_Your instructions_
Give only the number of lines in these records that contain the word "hint".
** start of Data for the task **
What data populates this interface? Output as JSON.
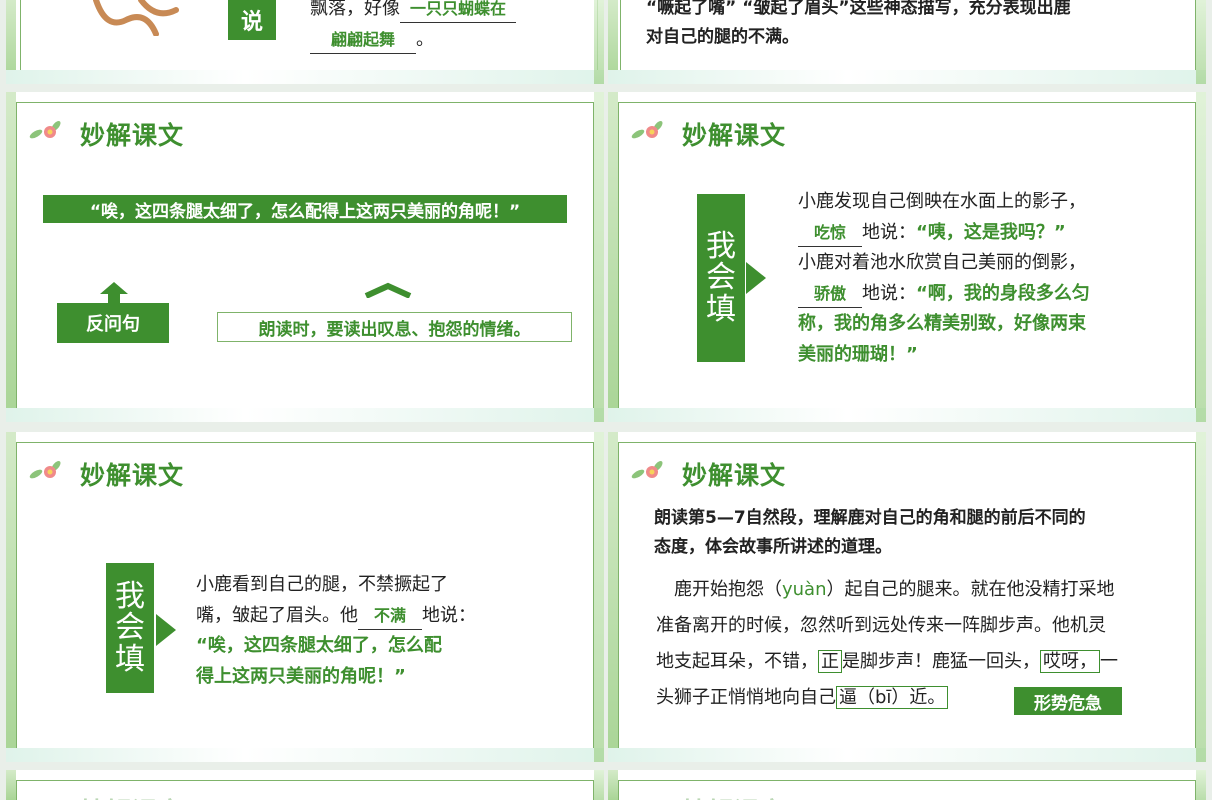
{
  "slides": {
    "top_left": {
      "tag": "说",
      "line1": "飘落，好像",
      "blank1": "一只只蝴蝶在",
      "blank2": "翩翩起舞",
      "end": "。"
    },
    "top_right": {
      "line1": "“噘起了嘴” “皱起了眉头”这些神态描写，充分表现出鹿",
      "line2": "对自己的腿的不满。"
    },
    "mid_left": {
      "heading": "妙解课文",
      "quote": "“唉，这四条腿太细了，怎么配得上这两只美丽的角呢！”",
      "label_left": "反问句",
      "label_right": "朗读时，要读出叹息、抱怨的情绪。"
    },
    "mid_right": {
      "heading": "妙解课文",
      "vertical": [
        "我",
        "会",
        "填"
      ],
      "p1a": "小鹿发现自己倒映在水面上的影子，",
      "blank1": "吃惊",
      "p1b": "地说：",
      "p1q": "“咦，这是我吗？”",
      "p2a": "小鹿对着池水欣赏自己美丽的倒影，",
      "blank2": "骄傲",
      "p2b": "地说：",
      "p2q1": "“啊，我的身段多么匀",
      "p2q2": "称，我的角多么精美别致，好像两束",
      "p2q3": "美丽的珊瑚！”"
    },
    "bot_left": {
      "heading": "妙解课文",
      "vertical": [
        "我",
        "会",
        "填"
      ],
      "l1": "小鹿看到自己的腿，不禁撅起了",
      "l2a": "嘴，皱起了眉头。他",
      "blank": "不满",
      "l2b": "地说：",
      "q1": "“唉，这四条腿太细了，怎么配",
      "q2": "得上这两只美丽的角呢！”"
    },
    "bot_right": {
      "heading": "妙解课文",
      "intro1": "朗读第5—7自然段，理解鹿对自己的角和腿的前后不同的",
      "intro2": "态度，体会故事所讲述的道理。",
      "p1a": "鹿开始抱怨（",
      "p1py": "yuàn",
      "p1b": "）起自己的腿来。就在他没精打采地",
      "p2": "准备离开的时候，忽然听到远处传来一阵脚步声。他机灵",
      "p3a": "地支起耳朵，不错，",
      "p3box1": "正",
      "p3b": "是脚步声！鹿猛一回头，",
      "p3box2": "哎呀，",
      "p3c": "一",
      "p4a": "头狮子正悄悄地向自己",
      "p4box": "逼（bī）近。",
      "badge": "形势危急"
    },
    "bottom_row": {
      "heading": "妙解课文"
    }
  },
  "colors": {
    "accent": "#3e8f2f",
    "frame": "#7fb36a"
  }
}
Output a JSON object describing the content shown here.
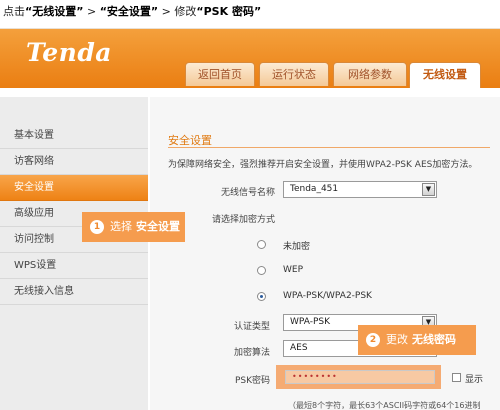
{
  "instruction": {
    "prefix": "点击",
    "step1": "“无线设置”",
    "sep1": " > ",
    "step2": "“安全设置”",
    "sep2": " > 修改",
    "step3": "“PSK 密码”"
  },
  "brand": {
    "logo_text": "Tenda"
  },
  "tabs": [
    {
      "label": "返回首页"
    },
    {
      "label": "运行状态"
    },
    {
      "label": "网络参数"
    },
    {
      "label": "无线设置",
      "active": true
    }
  ],
  "sidebar": {
    "items": [
      {
        "label": "基本设置"
      },
      {
        "label": "访客网络"
      },
      {
        "label": "安全设置",
        "active": true
      },
      {
        "label": "高级应用"
      },
      {
        "label": "访问控制"
      },
      {
        "label": "WPS设置"
      },
      {
        "label": "无线接入信息"
      }
    ]
  },
  "main": {
    "section_title": "安全设置",
    "description": "为保障网络安全，强烈推荐开启安全设置，并使用WPA2-PSK AES加密方法。",
    "ssid_label": "无线信号名称",
    "ssid_value": "Tenda_451",
    "encryption_label": "请选择加密方式",
    "options": [
      {
        "label": "未加密",
        "checked": false
      },
      {
        "label": "WEP",
        "checked": false
      },
      {
        "label": "WPA-PSK/WPA2-PSK",
        "checked": true
      }
    ],
    "auth_label": "认证类型",
    "auth_value": "WPA-PSK",
    "algo_label": "加密算法",
    "algo_value": "AES",
    "psk_label": "PSK密码",
    "psk_value": "••••••••",
    "show_label": "显示",
    "hint": "（最短8个字符，最长63个ASCII码字符或64个16进制"
  },
  "callouts": [
    {
      "num": "1",
      "text": "选择",
      "bold": "安全设置"
    },
    {
      "num": "2",
      "text": "更改",
      "bold": "无线密码"
    }
  ],
  "colors": {
    "accent": "#ee8215",
    "header_orange": "#ea7e12",
    "callout": "#f59c4e"
  }
}
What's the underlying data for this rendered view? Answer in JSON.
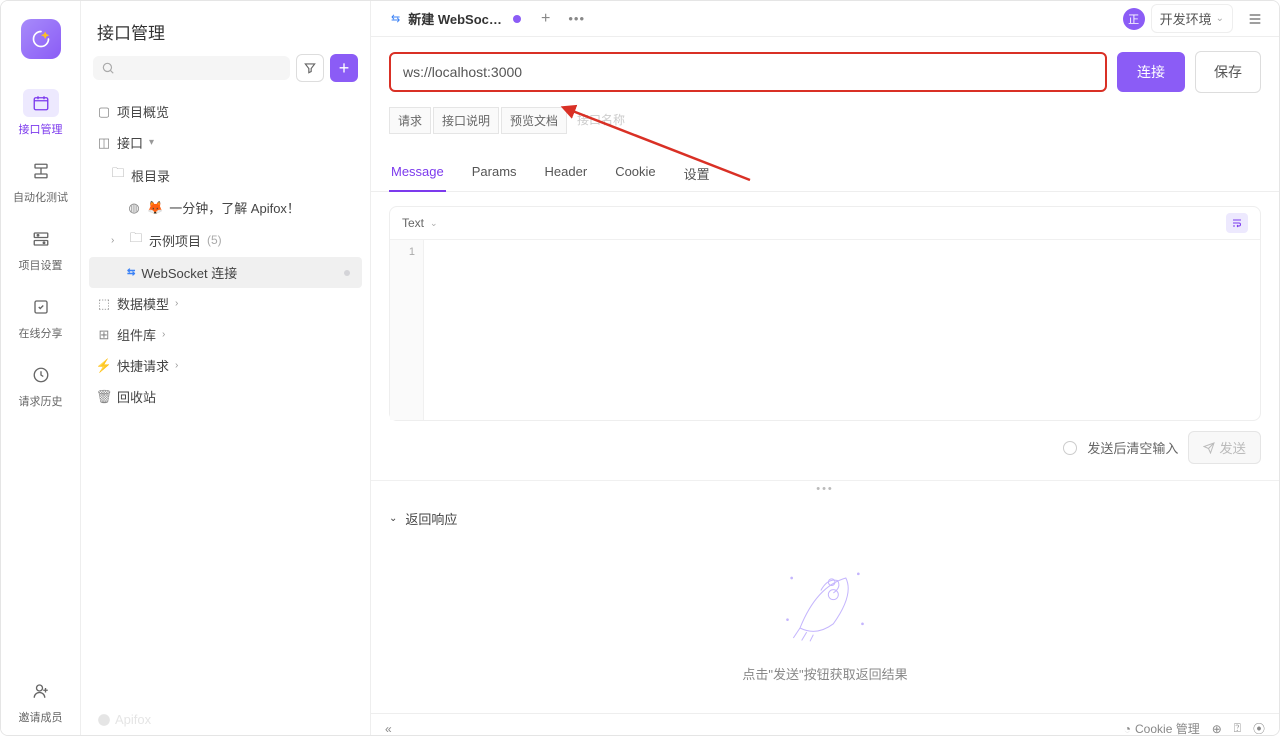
{
  "rail": {
    "items": [
      {
        "label": "接口管理"
      },
      {
        "label": "自动化测试"
      },
      {
        "label": "项目设置"
      },
      {
        "label": "在线分享"
      },
      {
        "label": "请求历史"
      }
    ],
    "invite": "邀请成员"
  },
  "sidebar": {
    "title": "接口管理",
    "search_placeholder": "Q",
    "overview": "项目概览",
    "api_root": "接口",
    "root_dir": "根目录",
    "intro_doc": "一分钟，了解 Apifox！",
    "example_project": "示例项目",
    "example_count": "(5)",
    "ws_item": "WebSocket 连接",
    "data_model": "数据模型",
    "components": "组件库",
    "quick_request": "快捷请求",
    "recycle": "回收站",
    "watermark": "Apifox"
  },
  "tabbar": {
    "tab_title": "新建 WebSocket 接...",
    "env_label": "开发环境",
    "env_initial": "正"
  },
  "request": {
    "url": "ws://localhost:3000",
    "connect": "连接",
    "save": "保存"
  },
  "subtabs1": {
    "t1": "请求",
    "t2": "接口说明",
    "t3": "预览文档",
    "t4": "接口名称"
  },
  "subtabs2": {
    "t1": "Message",
    "t2": "Params",
    "t3": "Header",
    "t4": "Cookie",
    "t5": "设置"
  },
  "message": {
    "format": "Text",
    "line1": "1",
    "clear_after_send": "发送后清空输入",
    "send": "发送"
  },
  "response": {
    "title": "返回响应",
    "hint": "点击\"发送\"按钮获取返回结果"
  },
  "footer": {
    "cookie": "Cookie 管理"
  }
}
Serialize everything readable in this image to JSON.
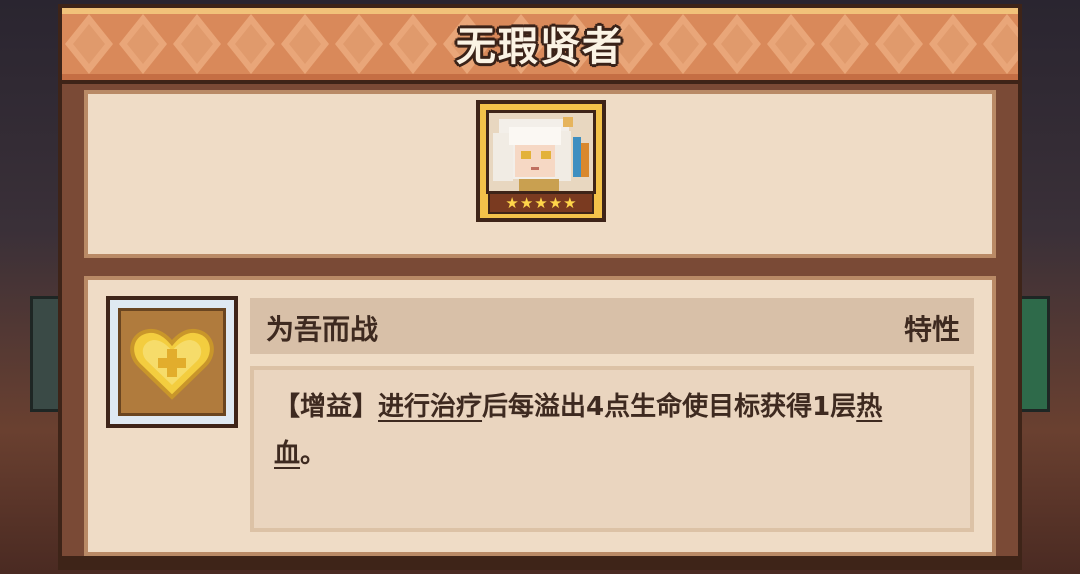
{
  "dialog": {
    "title": "无瑕贤者"
  },
  "character": {
    "portrait_icon": "character-portrait",
    "stars": [
      "★",
      "★",
      "★",
      "★",
      "★"
    ]
  },
  "trait": {
    "icon": "heart-plus-icon",
    "name": "为吾而战",
    "type": "特性",
    "description": {
      "tag": "【增益】",
      "kw1": "进行治疗",
      "text1": "后每溢出4点生命使目标获得1层",
      "kw2": "热血",
      "text2": "。"
    }
  },
  "colors": {
    "header_orange": "#d9895a",
    "panel_brown": "#7a4a36",
    "parchment": "#efdcc6",
    "star_gold": "#ffd54a"
  }
}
** end of Data for the task **
_Answer for this exercise_
2